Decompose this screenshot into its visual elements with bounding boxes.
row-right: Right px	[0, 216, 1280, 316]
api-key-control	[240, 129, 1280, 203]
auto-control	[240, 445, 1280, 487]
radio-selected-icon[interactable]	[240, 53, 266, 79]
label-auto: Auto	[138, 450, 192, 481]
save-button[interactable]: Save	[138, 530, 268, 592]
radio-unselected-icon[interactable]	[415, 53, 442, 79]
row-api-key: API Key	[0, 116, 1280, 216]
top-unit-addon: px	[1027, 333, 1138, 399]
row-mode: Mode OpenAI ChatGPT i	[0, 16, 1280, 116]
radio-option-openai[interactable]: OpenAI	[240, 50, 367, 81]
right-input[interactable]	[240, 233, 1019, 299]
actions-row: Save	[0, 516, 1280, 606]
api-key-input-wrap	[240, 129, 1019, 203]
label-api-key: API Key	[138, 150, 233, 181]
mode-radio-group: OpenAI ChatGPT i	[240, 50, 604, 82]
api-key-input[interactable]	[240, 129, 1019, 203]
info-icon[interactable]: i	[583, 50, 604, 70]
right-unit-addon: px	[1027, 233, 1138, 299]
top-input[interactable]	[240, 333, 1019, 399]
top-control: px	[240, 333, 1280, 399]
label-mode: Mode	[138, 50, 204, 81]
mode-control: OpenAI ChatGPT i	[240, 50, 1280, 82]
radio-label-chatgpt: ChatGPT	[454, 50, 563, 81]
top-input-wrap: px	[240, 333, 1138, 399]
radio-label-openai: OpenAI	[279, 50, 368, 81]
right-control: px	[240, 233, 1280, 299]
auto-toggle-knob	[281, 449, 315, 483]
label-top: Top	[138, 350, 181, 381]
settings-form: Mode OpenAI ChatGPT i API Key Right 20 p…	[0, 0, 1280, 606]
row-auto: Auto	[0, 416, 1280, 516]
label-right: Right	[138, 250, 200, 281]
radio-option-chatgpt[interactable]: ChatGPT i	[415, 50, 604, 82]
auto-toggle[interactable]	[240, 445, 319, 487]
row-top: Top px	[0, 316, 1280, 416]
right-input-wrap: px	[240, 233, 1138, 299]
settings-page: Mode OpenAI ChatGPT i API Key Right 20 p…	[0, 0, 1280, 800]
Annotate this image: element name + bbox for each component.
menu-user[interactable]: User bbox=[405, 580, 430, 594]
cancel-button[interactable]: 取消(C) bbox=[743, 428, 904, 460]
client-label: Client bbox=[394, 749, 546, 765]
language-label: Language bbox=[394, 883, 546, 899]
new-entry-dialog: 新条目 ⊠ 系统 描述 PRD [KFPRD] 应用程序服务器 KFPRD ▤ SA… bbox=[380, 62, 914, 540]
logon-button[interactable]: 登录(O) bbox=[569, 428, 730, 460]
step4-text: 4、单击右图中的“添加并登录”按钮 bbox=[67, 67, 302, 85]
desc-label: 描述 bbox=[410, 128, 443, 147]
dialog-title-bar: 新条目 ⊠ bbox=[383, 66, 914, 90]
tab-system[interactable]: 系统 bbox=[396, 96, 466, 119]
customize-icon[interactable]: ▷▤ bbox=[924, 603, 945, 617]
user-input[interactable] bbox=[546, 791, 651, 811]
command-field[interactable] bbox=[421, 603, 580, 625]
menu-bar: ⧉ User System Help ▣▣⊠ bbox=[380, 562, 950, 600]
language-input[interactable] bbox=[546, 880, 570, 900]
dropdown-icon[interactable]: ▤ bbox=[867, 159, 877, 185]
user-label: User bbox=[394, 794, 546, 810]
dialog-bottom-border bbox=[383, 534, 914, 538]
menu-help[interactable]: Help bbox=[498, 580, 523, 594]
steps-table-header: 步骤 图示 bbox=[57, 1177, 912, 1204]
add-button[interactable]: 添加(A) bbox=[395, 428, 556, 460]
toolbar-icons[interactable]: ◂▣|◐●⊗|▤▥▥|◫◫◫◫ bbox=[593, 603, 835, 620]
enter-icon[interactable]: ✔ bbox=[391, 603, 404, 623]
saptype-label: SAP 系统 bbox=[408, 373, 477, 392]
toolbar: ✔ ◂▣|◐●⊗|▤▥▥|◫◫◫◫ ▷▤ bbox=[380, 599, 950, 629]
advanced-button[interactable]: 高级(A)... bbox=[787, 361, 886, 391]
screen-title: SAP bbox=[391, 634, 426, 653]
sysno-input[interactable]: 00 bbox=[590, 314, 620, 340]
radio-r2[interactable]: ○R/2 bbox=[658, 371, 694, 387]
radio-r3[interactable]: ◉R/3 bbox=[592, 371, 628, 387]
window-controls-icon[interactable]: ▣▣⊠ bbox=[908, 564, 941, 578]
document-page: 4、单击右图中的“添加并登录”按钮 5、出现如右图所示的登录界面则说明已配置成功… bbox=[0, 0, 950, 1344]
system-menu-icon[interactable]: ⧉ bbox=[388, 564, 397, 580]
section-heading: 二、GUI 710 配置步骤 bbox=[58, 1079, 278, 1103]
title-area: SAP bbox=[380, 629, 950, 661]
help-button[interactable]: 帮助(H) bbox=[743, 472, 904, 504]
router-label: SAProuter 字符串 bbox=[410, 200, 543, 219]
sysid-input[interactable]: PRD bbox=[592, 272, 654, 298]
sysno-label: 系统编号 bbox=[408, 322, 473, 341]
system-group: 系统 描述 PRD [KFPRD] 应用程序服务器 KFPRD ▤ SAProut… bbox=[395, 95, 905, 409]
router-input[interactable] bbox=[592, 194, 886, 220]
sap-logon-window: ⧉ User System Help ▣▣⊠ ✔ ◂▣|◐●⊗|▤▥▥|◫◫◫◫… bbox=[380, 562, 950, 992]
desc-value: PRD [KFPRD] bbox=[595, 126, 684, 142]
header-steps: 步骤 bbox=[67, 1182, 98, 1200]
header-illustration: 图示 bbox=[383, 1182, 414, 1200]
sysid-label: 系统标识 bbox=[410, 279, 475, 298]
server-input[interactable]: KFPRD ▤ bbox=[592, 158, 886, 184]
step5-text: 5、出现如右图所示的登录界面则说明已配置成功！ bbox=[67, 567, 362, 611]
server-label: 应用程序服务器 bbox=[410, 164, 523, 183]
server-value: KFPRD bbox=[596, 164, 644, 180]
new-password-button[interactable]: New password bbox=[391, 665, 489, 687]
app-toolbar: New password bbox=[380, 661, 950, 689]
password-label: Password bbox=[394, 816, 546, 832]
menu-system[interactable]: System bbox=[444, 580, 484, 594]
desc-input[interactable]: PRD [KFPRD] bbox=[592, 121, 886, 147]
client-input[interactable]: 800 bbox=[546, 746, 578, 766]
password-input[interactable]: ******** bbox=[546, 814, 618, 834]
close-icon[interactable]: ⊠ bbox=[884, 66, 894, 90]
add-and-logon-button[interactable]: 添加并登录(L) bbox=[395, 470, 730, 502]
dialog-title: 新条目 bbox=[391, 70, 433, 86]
___
Aim of the task
Starting from the first row and continuing up to and including the line with "233, 1019, 299]", render each line as a Markdown table with the columns No. and Entry. Number the lines and skip any blank ones.

Answer to the exercise
| No. | Entry |
|---|---|
| 1 | Decompose this screenshot into its visual elements with bounding boxes. |
| 2 | row-right: Right px	[0, 216, 1280, 316] |
| 3 | api-key-control	[240, 129, 1280, 203] |
| 4 | auto-control	[240, 445, 1280, 487] |
| 5 | radio-selected-icon[interactable]	[240, 53, 266, 79] |
| 6 | label-auto: Auto	[138, 450, 192, 481] |
| 7 | save-button[interactable]: Save	[138, 530, 268, 592] |
| 8 | radio-unselected-icon[interactable]	[415, 53, 442, 79] |
| 9 | row-api-key: API Key	[0, 116, 1280, 216] |
| 10 | top-unit-addon: px	[1027, 333, 1138, 399] |
| 11 | row-mode: Mode OpenAI ChatGPT i	[0, 16, 1280, 116] |
| 12 | radio-option-openai[interactable]: OpenAI	[240, 50, 367, 81] |
| 13 | right-input[interactable]	[240, 233, 1019, 299] |